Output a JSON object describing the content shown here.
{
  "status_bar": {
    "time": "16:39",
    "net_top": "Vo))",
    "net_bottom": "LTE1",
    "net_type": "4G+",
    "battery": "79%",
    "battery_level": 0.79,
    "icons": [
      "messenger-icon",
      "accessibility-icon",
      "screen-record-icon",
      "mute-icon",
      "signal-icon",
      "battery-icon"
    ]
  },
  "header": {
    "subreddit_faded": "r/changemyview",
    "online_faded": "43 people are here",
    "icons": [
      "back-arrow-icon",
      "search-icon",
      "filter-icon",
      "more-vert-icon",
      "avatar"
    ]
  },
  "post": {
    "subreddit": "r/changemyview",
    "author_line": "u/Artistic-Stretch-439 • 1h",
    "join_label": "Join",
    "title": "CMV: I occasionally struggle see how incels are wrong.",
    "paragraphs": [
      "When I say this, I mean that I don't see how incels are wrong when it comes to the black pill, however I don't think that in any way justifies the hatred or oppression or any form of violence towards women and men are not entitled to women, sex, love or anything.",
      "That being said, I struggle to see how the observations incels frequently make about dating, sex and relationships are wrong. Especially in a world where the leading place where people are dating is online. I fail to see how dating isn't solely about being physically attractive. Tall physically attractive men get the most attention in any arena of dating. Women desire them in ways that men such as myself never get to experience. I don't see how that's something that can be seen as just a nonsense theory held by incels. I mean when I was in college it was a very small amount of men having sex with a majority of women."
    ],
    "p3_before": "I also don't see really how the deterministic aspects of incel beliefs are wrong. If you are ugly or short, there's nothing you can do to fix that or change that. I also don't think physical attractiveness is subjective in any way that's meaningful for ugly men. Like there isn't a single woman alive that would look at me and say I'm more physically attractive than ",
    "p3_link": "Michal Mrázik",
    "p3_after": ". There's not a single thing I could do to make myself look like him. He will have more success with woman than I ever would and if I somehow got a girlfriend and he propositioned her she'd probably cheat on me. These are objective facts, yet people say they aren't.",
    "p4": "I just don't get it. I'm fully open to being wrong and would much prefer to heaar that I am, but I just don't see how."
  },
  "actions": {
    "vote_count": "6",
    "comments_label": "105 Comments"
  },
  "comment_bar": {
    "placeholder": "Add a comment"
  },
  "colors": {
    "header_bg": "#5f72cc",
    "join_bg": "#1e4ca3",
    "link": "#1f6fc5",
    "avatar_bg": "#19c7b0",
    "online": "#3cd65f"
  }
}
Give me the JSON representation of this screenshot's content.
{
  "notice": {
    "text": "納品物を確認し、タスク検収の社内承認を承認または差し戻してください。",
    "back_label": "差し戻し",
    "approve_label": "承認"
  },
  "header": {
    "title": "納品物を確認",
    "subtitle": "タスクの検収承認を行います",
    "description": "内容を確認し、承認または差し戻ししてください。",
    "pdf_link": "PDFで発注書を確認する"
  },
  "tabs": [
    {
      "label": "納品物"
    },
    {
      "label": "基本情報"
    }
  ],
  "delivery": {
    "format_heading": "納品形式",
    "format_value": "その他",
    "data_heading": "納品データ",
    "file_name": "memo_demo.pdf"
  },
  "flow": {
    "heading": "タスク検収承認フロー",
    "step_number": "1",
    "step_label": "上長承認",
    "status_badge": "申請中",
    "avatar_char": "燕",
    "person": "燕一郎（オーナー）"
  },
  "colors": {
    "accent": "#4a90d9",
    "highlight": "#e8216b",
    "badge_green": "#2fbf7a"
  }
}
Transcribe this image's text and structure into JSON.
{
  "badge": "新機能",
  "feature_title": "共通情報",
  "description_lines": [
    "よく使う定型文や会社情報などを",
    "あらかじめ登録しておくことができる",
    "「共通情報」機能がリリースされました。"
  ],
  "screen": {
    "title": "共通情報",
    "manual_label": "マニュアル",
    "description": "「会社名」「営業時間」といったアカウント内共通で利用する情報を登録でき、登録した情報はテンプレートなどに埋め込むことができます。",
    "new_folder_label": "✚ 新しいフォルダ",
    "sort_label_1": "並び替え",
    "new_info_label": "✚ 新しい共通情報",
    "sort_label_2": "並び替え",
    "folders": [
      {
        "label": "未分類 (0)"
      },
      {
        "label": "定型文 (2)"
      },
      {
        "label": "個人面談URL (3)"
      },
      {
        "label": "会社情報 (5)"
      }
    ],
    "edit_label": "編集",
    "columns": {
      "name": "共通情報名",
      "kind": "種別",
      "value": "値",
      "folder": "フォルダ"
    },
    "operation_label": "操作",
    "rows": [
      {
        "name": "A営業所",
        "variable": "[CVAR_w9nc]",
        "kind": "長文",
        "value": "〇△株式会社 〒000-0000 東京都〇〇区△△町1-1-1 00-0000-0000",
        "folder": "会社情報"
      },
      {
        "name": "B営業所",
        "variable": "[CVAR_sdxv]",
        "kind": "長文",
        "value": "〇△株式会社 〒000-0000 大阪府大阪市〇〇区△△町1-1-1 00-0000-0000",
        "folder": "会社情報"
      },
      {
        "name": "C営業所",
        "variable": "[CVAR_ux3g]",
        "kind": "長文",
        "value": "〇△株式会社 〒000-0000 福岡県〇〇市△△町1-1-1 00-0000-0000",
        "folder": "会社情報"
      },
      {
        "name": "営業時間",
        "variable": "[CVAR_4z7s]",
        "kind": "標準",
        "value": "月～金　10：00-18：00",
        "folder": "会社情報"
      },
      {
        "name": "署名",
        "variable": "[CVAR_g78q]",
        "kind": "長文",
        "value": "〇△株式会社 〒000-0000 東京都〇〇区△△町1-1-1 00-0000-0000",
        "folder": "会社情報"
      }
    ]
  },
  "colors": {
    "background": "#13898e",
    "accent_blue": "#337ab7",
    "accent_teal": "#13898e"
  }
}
****************************************
• GIVEN EXERCISE: Look above for the line containing "Transcribe this image's"; copy from it through the last line, exactly, and nothing more.

• CORRECT OUTPUT:
Transcribe this image's text and structure into JSON.
{
  "badge": "新機能",
  "feature_title": "共通情報",
  "description_lines": [
    "よく使う定型文や会社情報などを",
    "あらかじめ登録しておくことができる",
    "「共通情報」機能がリリースされました。"
  ],
  "screen": {
    "title": "共通情報",
    "manual_label": "マニュアル",
    "description": "「会社名」「営業時間」といったアカウント内共通で利用する情報を登録でき、登録した情報はテンプレートなどに埋め込むことができます。",
    "new_folder_label": "✚ 新しいフォルダ",
    "sort_label_1": "並び替え",
    "new_info_label": "✚ 新しい共通情報",
    "sort_label_2": "並び替え",
    "folders": [
      {
        "label": "未分類 (0)"
      },
      {
        "label": "定型文 (2)"
      },
      {
        "label": "個人面談URL (3)"
      },
      {
        "label": "会社情報 (5)"
      }
    ],
    "edit_label": "編集",
    "columns": {
      "name": "共通情報名",
      "kind": "種別",
      "value": "値",
      "folder": "フォルダ"
    },
    "operation_label": "操作",
    "rows": [
      {
        "name": "A営業所",
        "variable": "[CVAR_w9nc]",
        "kind": "長文",
        "value": "〇△株式会社 〒000-0000 東京都〇〇区△△町1-1-1 00-0000-0000",
        "folder": "会社情報"
      },
      {
        "name": "B営業所",
        "variable": "[CVAR_sdxv]",
        "kind": "長文",
        "value": "〇△株式会社 〒000-0000 大阪府大阪市〇〇区△△町1-1-1 00-0000-0000",
        "folder": "会社情報"
      },
      {
        "name": "C営業所",
        "variable": "[CVAR_ux3g]",
        "kind": "長文",
        "value": "〇△株式会社 〒000-0000 福岡県〇〇市△△町1-1-1 00-0000-0000",
        "folder": "会社情報"
      },
      {
        "name": "営業時間",
        "variable": "[CVAR_4z7s]",
        "kind": "標準",
        "value": "月～金　10：00-18：00",
        "folder": "会社情報"
      },
      {
        "name": "署名",
        "variable": "[CVAR_g78q]",
        "kind": "長文",
        "value": "〇△株式会社 〒000-0000 東京都〇〇区△△町1-1-1 00-0000-0000",
        "folder": "会社情報"
      }
    ]
  },
  "colors": {
    "background": "#13898e",
    "accent_blue": "#337ab7",
    "accent_teal": "#13898e"
  }
}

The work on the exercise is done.